Task details ▸
Reproduce all entries verbatim, with nothing added or dropped.

Dataset ▸

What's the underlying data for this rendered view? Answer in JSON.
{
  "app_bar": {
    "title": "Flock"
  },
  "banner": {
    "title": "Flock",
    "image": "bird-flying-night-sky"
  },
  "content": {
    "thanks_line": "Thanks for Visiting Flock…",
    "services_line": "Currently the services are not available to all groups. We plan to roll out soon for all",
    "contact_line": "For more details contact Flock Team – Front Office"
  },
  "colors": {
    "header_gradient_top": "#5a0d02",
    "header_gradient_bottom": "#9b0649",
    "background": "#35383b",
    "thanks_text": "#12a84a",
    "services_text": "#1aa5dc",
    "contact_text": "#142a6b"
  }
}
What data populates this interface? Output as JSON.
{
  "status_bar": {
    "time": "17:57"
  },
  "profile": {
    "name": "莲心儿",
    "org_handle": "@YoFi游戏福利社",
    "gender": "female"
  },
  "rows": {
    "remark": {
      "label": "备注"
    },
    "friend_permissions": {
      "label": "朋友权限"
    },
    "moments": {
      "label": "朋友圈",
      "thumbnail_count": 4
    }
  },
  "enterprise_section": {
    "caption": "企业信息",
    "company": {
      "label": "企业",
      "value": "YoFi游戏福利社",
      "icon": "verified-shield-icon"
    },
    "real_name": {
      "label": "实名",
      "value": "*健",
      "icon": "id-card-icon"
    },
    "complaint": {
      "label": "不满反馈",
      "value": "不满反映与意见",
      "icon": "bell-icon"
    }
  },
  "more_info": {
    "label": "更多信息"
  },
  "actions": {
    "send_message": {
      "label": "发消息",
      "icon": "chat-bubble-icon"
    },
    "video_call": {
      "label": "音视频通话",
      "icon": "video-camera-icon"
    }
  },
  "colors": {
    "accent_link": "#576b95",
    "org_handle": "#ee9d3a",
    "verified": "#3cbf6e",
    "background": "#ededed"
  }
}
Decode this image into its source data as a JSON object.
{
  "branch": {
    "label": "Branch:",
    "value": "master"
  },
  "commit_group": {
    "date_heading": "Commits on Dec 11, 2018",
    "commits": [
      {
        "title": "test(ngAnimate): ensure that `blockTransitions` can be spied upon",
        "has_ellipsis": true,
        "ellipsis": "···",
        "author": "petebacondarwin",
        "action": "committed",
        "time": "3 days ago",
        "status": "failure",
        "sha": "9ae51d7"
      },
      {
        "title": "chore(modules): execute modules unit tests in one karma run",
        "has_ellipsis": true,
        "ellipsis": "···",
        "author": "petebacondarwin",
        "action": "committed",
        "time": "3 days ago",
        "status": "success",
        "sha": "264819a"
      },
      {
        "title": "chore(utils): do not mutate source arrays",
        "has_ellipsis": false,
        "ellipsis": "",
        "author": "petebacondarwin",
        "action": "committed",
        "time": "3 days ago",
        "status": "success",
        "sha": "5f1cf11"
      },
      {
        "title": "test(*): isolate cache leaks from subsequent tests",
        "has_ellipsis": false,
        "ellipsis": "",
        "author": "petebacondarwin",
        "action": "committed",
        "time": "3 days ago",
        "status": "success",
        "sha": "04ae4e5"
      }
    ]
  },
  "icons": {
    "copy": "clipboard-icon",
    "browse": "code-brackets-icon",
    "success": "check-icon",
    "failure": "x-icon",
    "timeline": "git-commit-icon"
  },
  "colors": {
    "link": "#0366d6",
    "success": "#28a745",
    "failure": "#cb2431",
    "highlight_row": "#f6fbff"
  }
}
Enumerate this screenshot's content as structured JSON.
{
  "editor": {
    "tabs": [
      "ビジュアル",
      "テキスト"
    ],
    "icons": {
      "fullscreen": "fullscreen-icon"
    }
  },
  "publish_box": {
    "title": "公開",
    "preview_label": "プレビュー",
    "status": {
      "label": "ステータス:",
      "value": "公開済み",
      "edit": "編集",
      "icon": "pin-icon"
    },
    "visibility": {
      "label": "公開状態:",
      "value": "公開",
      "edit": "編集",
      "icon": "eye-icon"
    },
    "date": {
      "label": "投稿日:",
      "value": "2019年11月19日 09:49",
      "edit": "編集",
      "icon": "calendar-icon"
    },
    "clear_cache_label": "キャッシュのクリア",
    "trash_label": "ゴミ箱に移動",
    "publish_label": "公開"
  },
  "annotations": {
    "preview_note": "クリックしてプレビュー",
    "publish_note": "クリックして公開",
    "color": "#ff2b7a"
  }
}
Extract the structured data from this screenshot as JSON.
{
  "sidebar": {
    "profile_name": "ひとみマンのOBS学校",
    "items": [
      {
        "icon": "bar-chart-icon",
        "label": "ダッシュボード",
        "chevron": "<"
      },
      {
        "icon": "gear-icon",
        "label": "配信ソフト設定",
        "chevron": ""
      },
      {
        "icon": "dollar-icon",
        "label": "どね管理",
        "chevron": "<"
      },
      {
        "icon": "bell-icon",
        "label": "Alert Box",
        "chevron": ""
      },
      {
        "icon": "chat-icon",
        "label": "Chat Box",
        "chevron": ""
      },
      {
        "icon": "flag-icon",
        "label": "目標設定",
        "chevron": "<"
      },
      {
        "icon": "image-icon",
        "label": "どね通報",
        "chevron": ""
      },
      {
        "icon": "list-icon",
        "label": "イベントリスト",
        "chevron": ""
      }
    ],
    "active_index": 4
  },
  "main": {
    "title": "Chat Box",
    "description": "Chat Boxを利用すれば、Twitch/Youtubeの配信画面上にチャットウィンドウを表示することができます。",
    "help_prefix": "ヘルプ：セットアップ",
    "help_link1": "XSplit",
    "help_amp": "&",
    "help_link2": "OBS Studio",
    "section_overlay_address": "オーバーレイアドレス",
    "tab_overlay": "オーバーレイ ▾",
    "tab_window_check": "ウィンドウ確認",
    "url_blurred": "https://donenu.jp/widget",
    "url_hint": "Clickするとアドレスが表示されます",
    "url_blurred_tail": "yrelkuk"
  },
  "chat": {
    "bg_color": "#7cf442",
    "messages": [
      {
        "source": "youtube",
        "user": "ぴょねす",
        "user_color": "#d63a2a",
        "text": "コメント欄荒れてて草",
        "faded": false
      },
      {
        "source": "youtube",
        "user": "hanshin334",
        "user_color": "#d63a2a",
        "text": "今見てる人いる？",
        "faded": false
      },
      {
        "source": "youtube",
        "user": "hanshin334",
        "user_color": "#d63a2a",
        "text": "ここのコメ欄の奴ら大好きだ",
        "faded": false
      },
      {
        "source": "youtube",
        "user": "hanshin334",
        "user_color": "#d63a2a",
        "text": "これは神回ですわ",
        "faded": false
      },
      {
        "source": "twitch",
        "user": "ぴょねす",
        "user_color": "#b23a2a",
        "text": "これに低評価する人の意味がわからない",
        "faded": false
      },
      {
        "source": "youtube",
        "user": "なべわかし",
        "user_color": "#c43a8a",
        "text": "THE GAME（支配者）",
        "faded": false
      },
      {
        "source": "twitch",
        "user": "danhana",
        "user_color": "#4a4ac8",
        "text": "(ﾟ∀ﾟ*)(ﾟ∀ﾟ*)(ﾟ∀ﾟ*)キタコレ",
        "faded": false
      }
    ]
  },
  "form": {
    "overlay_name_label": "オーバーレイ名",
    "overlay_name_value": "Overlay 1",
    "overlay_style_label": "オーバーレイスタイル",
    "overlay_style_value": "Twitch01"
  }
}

Solution for this problem ▸
What's the underlying data for this rendered view? Answer in JSON.
{
  "app_bar": {
    "title": "Flock"
  },
  "banner": {
    "title": "Flock",
    "image": "bird-flying-night-sky"
  },
  "content": {
    "thanks_line": "Thanks for Visiting Flock…",
    "services_line": "Currently the services are not available to all groups. We plan to roll out soon for all",
    "contact_line": "For more details contact Flock Team – Front Office"
  },
  "colors": {
    "header_gradient_top": "#5a0d02",
    "header_gradient_bottom": "#9b0649",
    "background": "#35383b",
    "thanks_text": "#12a84a",
    "services_text": "#1aa5dc",
    "contact_text": "#142a6b"
  }
}
What data populates this interface? Output as JSON.
{
  "status_bar": {
    "time": "17:57"
  },
  "profile": {
    "name": "莲心儿",
    "org_handle": "@YoFi游戏福利社",
    "gender": "female"
  },
  "rows": {
    "remark": {
      "label": "备注"
    },
    "friend_permissions": {
      "label": "朋友权限"
    },
    "moments": {
      "label": "朋友圈",
      "thumbnail_count": 4
    }
  },
  "enterprise_section": {
    "caption": "企业信息",
    "company": {
      "label": "企业",
      "value": "YoFi游戏福利社",
      "icon": "verified-shield-icon"
    },
    "real_name": {
      "label": "实名",
      "value": "*健",
      "icon": "id-card-icon"
    },
    "complaint": {
      "label": "不满反馈",
      "value": "不满反映与意见",
      "icon": "bell-icon"
    }
  },
  "more_info": {
    "label": "更多信息"
  },
  "actions": {
    "send_message": {
      "label": "发消息",
      "icon": "chat-bubble-icon"
    },
    "video_call": {
      "label": "音视频通话",
      "icon": "video-camera-icon"
    }
  },
  "colors": {
    "accent_link": "#576b95",
    "org_handle": "#ee9d3a",
    "verified": "#3cbf6e",
    "background": "#ededed"
  }
}
Decode this image into its source data as a JSON object.
{
  "branch": {
    "label": "Branch:",
    "value": "master"
  },
  "commit_group": {
    "date_heading": "Commits on Dec 11, 2018",
    "commits": [
      {
        "title": "test(ngAnimate): ensure that `blockTransitions` can be spied upon",
        "has_ellipsis": true,
        "ellipsis": "···",
        "author": "petebacondarwin",
        "action": "committed",
        "time": "3 days ago",
        "status": "failure",
        "sha": "9ae51d7"
      },
      {
        "title": "chore(modules): execute modules unit tests in one karma run",
        "has_ellipsis": true,
        "ellipsis": "···",
        "author": "petebacondarwin",
        "action": "committed",
        "time": "3 days ago",
        "status": "success",
        "sha": "264819a"
      },
      {
        "title": "chore(utils): do not mutate source arrays",
        "has_ellipsis": false,
        "ellipsis": "",
        "author": "petebacondarwin",
        "action": "committed",
        "time": "3 days ago",
        "status": "success",
        "sha": "5f1cf11"
      },
      {
        "title": "test(*): isolate cache leaks from subsequent tests",
        "has_ellipsis": false,
        "ellipsis": "",
        "author": "petebacondarwin",
        "action": "committed",
        "time": "3 days ago",
        "status": "success",
        "sha": "04ae4e5"
      }
    ]
  },
  "icons": {
    "copy": "clipboard-icon",
    "browse": "code-brackets-icon",
    "success": "check-icon",
    "failure": "x-icon",
    "timeline": "git-commit-icon"
  },
  "colors": {
    "link": "#0366d6",
    "success": "#28a745",
    "failure": "#cb2431",
    "highlight_row": "#f6fbff"
  }
}
Enumerate this screenshot's content as structured JSON.
{
  "editor": {
    "tabs": [
      "ビジュアル",
      "テキスト"
    ],
    "icons": {
      "fullscreen": "fullscreen-icon"
    }
  },
  "publish_box": {
    "title": "公開",
    "preview_label": "プレビュー",
    "status": {
      "label": "ステータス:",
      "value": "公開済み",
      "edit": "編集",
      "icon": "pin-icon"
    },
    "visibility": {
      "label": "公開状態:",
      "value": "公開",
      "edit": "編集",
      "icon": "eye-icon"
    },
    "date": {
      "label": "投稿日:",
      "value": "2019年11月19日 09:49",
      "edit": "編集",
      "icon": "calendar-icon"
    },
    "clear_cache_label": "キャッシュのクリア",
    "trash_label": "ゴミ箱に移動",
    "publish_label": "公開"
  },
  "annotations": {
    "preview_note": "クリックしてプレビュー",
    "publish_note": "クリックして公開",
    "color": "#ff2b7a"
  }
}
Extract the structured data from this screenshot as JSON.
{
  "sidebar": {
    "profile_name": "ひとみマンのOBS学校",
    "items": [
      {
        "icon": "bar-chart-icon",
        "label": "ダッシュボード",
        "chevron": "<"
      },
      {
        "icon": "gear-icon",
        "label": "配信ソフト設定",
        "chevron": ""
      },
      {
        "icon": "dollar-icon",
        "label": "どね管理",
        "chevron": "<"
      },
      {
        "icon": "bell-icon",
        "label": "Alert Box",
        "chevron": ""
      },
      {
        "icon": "chat-icon",
        "label": "Chat Box",
        "chevron": ""
      },
      {
        "icon": "flag-icon",
        "label": "目標設定",
        "chevron": "<"
      },
      {
        "icon": "image-icon",
        "label": "どね通報",
        "chevron": ""
      },
      {
        "icon": "list-icon",
        "label": "イベントリスト",
        "chevron": ""
      }
    ],
    "active_index": 4
  },
  "main": {
    "title": "Chat Box",
    "description": "Chat Boxを利用すれば、Twitch/Youtubeの配信画面上にチャットウィンドウを表示することができます。",
    "help_prefix": "ヘルプ：セットアップ",
    "help_link1": "XSplit",
    "help_amp": "&",
    "help_link2": "OBS Studio",
    "section_overlay_address": "オーバーレイアドレス",
    "tab_overlay": "オーバーレイ ▾",
    "tab_window_check": "ウィンドウ確認",
    "url_blurred": "https://donenu.jp/widget",
    "url_hint": "Clickするとアドレスが表示されます",
    "url_blurred_tail": "yrelkuk"
  },
  "chat": {
    "bg_color": "#7cf442",
    "messages": [
      {
        "source": "youtube",
        "user": "ぴょねす",
        "user_color": "#d63a2a",
        "text": "コメント欄荒れてて草",
        "faded": false
      },
      {
        "source": "youtube",
        "user": "hanshin334",
        "user_color": "#d63a2a",
        "text": "今見てる人いる？",
        "faded": false
      },
      {
        "source": "youtube",
        "user": "hanshin334",
        "user_color": "#d63a2a",
        "text": "ここのコメ欄の奴ら大好きだ",
        "faded": false
      },
      {
        "source": "youtube",
        "user": "hanshin334",
        "user_color": "#d63a2a",
        "text": "これは神回ですわ",
        "faded": false
      },
      {
        "source": "twitch",
        "user": "ぴょねす",
        "user_color": "#b23a2a",
        "text": "これに低評価する人の意味がわからない",
        "faded": false
      },
      {
        "source": "youtube",
        "user": "なべわかし",
        "user_color": "#c43a8a",
        "text": "THE GAME（支配者）",
        "faded": false
      },
      {
        "source": "twitch",
        "user": "danhana",
        "user_color": "#4a4ac8",
        "text": "(ﾟ∀ﾟ*)(ﾟ∀ﾟ*)(ﾟ∀ﾟ*)キタコレ",
        "faded": false
      }
    ]
  },
  "form": {
    "overlay_name_label": "オーバーレイ名",
    "overlay_name_value": "Overlay 1",
    "overlay_style_label": "オーバーレイスタイル",
    "overlay_style_value": "Twitch01"
  }
}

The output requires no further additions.